Data records:
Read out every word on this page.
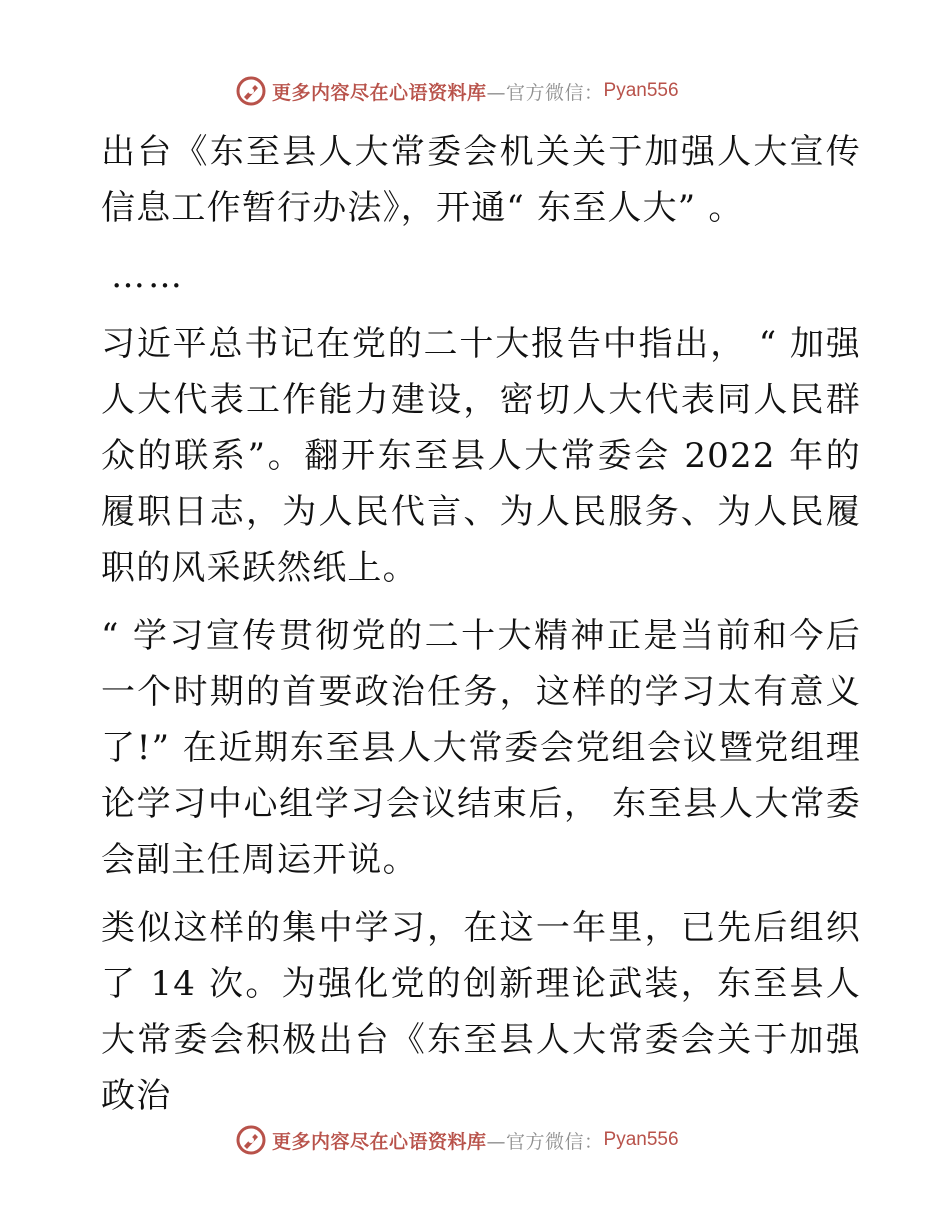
更多内容尽在心语资料库 —官方微信： Pyan556

出台《东至县人大常委会机关关于加强人大宣传信息工作暂行办法》，开通“ 东至人大” 。

……

习近平总书记在党的二十大报告中指出， “ 加强人大代表工作能力建设，密切人大代表同人民群众的联系”。翻开东至县人大常委会 2022 年的履职日志，为人民代言、为人民服务、为人民履职的风采跃然纸上。

“ 学习宣传贯彻党的二十大精神正是当前和今后一个时期的首要政治任务，这样的学习太有意义了!” 在近期东至县人大常委会党组会议暨党组理论学习中心组学习会议结束后， 东至县人大常委会副主任周运开说。

类似这样的集中学习，在这一年里，已先后组织了 14 次。为强化党的创新理论武装，东至县人大常委会积极出台《东至县人大常委会关于加强政治

更多内容尽在心语资料库 —官方微信： Pyan556
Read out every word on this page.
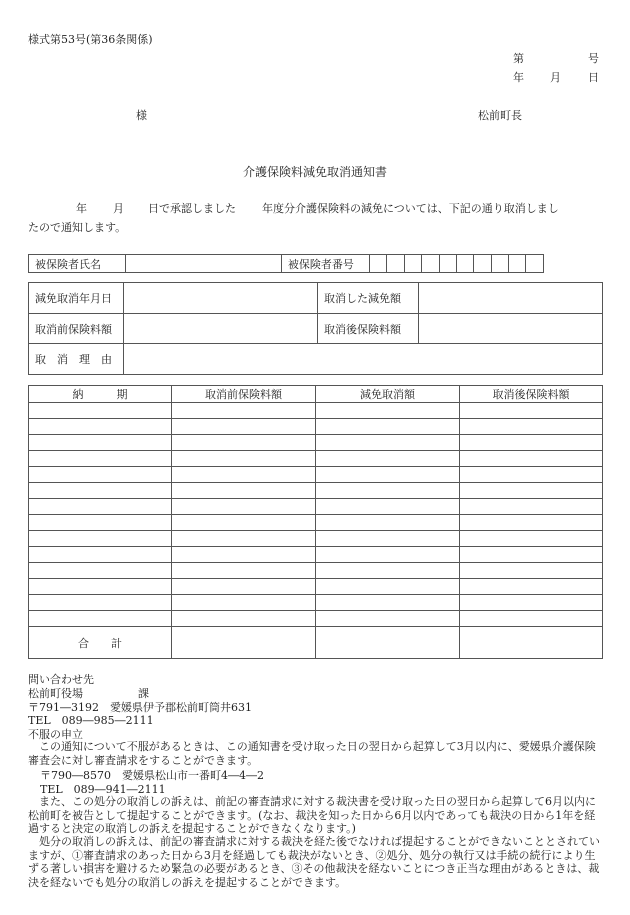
様式第53号(第36条関係)
第	号
年 月 日
様	松前町長
介護保険料減免取消通知書
年 月 日で承認しました 年度分介護保険料の減免については、下記の通り取消しまし
たので通知します。
被保険者氏名		被保険者番号										
減免取消年月日		取消した減免額	
取消前保険料額		取消後保険料額	
取　消　理　由			
納　　　期	取消前保険料額	減免取消額	取消後保険料額

合　　計			
問い合わせ先
松前町役場	課
〒791―3192　愛媛県伊予郡松前町筒井631
TEL　089―985―2111
不服の申立
この通知について不服があるときは、この通知書を受け取った日の翌日から起算して3月以内に、愛媛県介護保険審査会に対し審査請求をすることができます。
〒790―8570　愛媛県松山市一番町4―4―2
TEL　089―941―2111
また、この処分の取消しの訴えは、前記の審査請求に対する裁決書を受け取った日の翌日から起算して6月以内に松前町を被告として提起することができます。(なお、裁決を知った日から6月以内であっても裁決の日から1年を経過すると決定の取消しの訴えを提起することができなくなります。)
処分の取消しの訴えは、前記の審査請求に対する裁決を経た後でなければ提起することができないこととされていますが、①審査請求のあった日から3月を経過しても裁決がないとき、②処分、処分の執行又は手続の続行により生ずる著しい損害を避けるため緊急の必要があるとき、③その他裁決を経ないことにつき正当な理由があるときは、裁決を経ないでも処分の取消しの訴えを提起することができます。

BRIEF: Copy, from the material, each line that holds the string "取消前保険料額".

WRITTEN RESPONSE:
取消前保険料額		取消後保険料額	
納　　　期	取消前保険料額	減免取消額	取消後保険料額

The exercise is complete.